TASK REQUIREMENTS:
Check each line of the material below, and copy it if it holds the string "JSON".

☆ ☆ ☆ ☆ ☆

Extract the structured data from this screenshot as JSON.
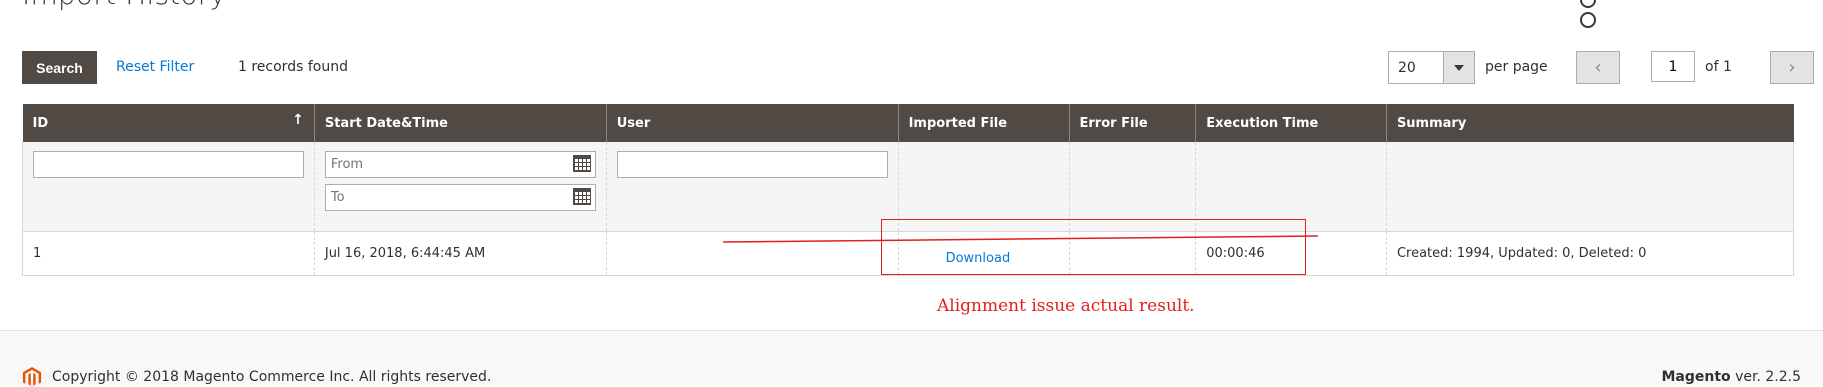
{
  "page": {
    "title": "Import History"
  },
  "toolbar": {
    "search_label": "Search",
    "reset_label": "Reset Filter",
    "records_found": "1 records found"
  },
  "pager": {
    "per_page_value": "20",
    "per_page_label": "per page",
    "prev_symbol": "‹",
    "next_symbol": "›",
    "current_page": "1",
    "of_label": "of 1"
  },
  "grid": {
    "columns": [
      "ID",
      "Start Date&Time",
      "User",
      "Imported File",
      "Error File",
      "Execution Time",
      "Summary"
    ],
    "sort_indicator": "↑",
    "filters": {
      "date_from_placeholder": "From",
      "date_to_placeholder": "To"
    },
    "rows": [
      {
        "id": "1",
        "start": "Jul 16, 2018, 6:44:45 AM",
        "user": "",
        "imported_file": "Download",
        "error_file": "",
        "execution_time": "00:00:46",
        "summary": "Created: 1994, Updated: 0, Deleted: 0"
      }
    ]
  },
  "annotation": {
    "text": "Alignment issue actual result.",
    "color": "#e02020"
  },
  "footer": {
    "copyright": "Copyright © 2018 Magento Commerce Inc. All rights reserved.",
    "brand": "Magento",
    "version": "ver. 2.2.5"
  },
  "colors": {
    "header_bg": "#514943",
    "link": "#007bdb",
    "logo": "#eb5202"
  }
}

☆ ☆ ☆ ☆ ☆

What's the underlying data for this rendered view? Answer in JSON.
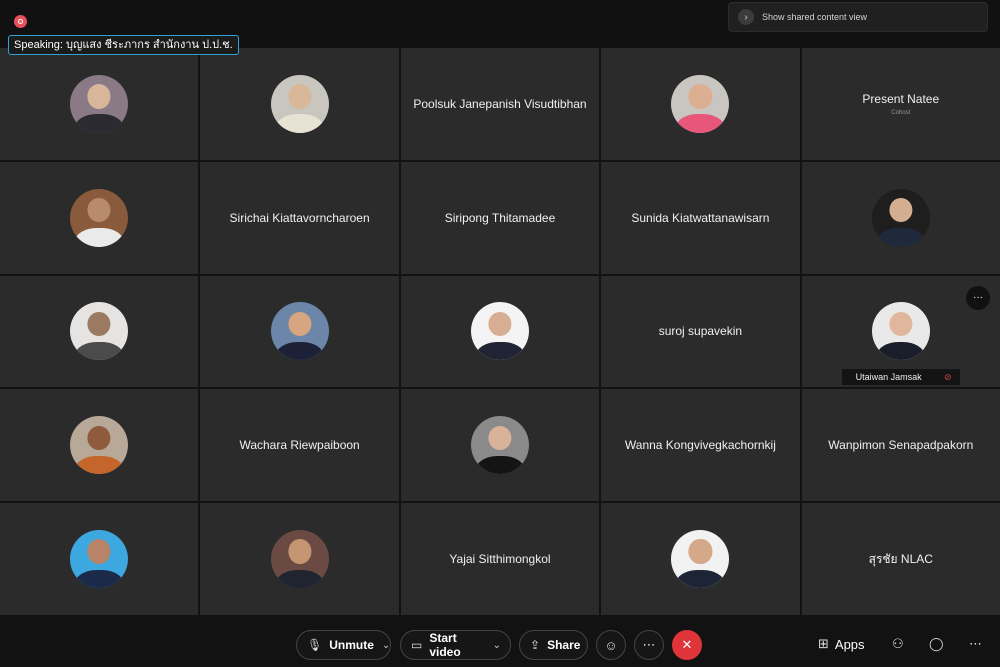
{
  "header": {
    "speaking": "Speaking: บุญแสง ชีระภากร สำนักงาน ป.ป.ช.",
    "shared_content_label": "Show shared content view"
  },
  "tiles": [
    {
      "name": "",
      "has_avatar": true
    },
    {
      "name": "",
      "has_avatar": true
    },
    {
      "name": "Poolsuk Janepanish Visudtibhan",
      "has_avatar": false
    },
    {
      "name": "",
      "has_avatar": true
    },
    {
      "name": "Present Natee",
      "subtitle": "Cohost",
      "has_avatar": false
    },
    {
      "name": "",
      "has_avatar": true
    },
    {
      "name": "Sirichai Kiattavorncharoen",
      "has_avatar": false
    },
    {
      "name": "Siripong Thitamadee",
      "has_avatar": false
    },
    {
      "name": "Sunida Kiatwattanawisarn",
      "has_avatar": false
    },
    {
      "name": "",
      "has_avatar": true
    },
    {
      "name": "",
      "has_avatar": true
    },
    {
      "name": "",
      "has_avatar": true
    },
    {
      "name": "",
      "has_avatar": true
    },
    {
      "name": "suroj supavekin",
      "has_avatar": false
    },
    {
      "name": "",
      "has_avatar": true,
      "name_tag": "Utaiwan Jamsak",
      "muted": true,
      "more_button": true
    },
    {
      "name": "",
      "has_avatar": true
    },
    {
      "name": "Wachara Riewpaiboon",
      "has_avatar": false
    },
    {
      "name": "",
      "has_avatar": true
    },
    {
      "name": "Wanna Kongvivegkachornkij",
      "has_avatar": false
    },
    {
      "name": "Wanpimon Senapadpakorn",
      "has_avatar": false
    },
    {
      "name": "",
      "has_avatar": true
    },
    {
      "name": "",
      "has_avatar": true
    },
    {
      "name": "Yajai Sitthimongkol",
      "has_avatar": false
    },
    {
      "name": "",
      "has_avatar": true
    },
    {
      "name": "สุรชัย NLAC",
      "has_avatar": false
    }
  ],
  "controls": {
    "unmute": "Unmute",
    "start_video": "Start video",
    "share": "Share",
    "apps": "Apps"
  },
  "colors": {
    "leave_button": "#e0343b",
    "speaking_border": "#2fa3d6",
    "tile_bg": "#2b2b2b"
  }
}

☆ ☆ ☆ ☆ ☆

REPLY TO THE TASK:
Extract the structured data from this screenshot as JSON.
What's the underlying data for this rendered view? Answer in JSON.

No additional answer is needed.